--- Provided data ---
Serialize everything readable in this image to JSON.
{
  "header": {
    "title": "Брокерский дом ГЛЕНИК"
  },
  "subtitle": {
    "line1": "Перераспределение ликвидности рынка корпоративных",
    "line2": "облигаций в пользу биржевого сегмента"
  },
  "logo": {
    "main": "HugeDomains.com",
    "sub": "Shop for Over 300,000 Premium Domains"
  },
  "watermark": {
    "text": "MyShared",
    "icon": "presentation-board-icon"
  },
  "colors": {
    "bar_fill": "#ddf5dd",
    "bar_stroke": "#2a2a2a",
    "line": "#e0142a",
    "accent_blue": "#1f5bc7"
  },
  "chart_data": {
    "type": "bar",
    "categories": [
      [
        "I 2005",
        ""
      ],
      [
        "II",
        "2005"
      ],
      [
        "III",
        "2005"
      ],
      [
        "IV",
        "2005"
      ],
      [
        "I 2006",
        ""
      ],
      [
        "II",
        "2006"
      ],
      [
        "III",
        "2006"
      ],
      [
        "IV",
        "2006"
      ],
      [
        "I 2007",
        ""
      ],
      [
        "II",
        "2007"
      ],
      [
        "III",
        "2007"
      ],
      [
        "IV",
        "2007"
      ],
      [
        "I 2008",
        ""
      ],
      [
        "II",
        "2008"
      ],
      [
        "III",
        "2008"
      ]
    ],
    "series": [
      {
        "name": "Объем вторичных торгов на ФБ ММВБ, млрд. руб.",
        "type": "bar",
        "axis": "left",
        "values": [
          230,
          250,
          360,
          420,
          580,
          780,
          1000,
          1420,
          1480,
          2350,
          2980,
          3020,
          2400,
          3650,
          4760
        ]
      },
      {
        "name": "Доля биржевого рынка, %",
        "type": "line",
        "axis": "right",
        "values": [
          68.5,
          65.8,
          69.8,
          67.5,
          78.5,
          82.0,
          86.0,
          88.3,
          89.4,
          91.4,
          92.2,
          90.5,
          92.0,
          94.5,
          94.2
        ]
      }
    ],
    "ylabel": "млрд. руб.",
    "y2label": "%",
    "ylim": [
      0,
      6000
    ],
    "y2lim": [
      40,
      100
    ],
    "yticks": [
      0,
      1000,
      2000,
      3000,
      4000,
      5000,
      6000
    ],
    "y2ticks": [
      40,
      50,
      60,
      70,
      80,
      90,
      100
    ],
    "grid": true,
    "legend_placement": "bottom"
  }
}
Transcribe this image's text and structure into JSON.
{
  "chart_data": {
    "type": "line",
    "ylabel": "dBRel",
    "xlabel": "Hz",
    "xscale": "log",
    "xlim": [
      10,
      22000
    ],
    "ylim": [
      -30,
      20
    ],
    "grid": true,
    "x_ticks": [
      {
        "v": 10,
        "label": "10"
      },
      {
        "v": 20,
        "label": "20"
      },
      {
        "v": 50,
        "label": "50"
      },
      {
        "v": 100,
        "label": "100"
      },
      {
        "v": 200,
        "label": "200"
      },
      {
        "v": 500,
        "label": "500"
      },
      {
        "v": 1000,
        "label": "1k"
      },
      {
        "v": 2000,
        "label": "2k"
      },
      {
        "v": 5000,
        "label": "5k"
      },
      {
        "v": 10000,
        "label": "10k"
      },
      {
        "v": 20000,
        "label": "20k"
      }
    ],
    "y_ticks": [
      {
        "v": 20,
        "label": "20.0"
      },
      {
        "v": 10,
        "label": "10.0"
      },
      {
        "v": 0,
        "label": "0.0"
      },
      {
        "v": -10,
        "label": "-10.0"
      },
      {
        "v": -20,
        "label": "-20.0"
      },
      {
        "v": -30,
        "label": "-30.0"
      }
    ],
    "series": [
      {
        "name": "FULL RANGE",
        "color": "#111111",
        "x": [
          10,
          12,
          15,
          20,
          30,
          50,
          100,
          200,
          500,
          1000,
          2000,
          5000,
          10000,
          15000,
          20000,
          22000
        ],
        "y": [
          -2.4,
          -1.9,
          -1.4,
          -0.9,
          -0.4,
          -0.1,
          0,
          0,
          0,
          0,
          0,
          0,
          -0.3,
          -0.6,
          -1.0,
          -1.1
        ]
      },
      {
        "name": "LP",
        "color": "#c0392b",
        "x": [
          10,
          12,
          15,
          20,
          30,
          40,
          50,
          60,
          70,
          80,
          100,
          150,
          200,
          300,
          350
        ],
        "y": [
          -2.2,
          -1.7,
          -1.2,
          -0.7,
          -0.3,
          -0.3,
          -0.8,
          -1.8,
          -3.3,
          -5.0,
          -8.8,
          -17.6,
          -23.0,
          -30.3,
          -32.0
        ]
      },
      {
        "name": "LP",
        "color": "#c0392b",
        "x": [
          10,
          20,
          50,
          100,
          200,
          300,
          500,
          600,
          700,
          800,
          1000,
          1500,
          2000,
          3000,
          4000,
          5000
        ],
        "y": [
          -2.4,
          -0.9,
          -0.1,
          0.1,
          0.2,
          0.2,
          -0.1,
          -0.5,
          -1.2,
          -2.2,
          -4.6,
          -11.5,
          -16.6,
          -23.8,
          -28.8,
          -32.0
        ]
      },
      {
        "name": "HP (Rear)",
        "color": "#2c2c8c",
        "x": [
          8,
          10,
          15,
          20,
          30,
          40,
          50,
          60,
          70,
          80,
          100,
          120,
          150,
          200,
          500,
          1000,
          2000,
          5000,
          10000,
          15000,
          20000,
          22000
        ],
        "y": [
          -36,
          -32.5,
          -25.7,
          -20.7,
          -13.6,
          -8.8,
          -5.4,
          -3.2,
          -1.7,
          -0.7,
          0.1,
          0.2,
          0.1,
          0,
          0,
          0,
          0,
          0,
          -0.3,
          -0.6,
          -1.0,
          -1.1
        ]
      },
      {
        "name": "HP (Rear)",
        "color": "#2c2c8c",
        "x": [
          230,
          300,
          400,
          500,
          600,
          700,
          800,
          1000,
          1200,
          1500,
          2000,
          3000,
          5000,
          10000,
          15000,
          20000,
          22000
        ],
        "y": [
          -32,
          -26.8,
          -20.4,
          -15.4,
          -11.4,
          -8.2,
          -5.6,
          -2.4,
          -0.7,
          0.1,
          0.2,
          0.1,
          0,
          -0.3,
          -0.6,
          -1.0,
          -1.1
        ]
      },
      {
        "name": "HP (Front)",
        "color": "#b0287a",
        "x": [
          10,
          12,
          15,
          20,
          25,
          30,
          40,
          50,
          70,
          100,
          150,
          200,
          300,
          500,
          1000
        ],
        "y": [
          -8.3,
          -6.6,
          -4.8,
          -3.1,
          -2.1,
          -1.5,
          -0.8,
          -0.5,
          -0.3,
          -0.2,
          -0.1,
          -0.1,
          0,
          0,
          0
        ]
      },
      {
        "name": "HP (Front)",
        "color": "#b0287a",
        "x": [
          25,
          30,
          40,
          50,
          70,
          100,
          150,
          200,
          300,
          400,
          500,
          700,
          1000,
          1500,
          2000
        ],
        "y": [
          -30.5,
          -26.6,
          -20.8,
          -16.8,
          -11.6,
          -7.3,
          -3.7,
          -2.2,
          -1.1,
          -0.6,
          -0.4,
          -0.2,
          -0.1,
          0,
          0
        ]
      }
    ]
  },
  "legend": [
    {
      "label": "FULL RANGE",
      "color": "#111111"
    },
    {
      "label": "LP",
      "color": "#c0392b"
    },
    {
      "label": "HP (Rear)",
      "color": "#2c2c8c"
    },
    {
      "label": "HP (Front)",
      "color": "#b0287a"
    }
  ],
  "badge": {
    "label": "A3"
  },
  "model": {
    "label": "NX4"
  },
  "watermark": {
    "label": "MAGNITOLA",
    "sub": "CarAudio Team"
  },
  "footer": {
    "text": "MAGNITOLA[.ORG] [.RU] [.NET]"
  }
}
---
Given task:
Count each line where the string "млрд" occurs, and write only the number.

Right answer:
2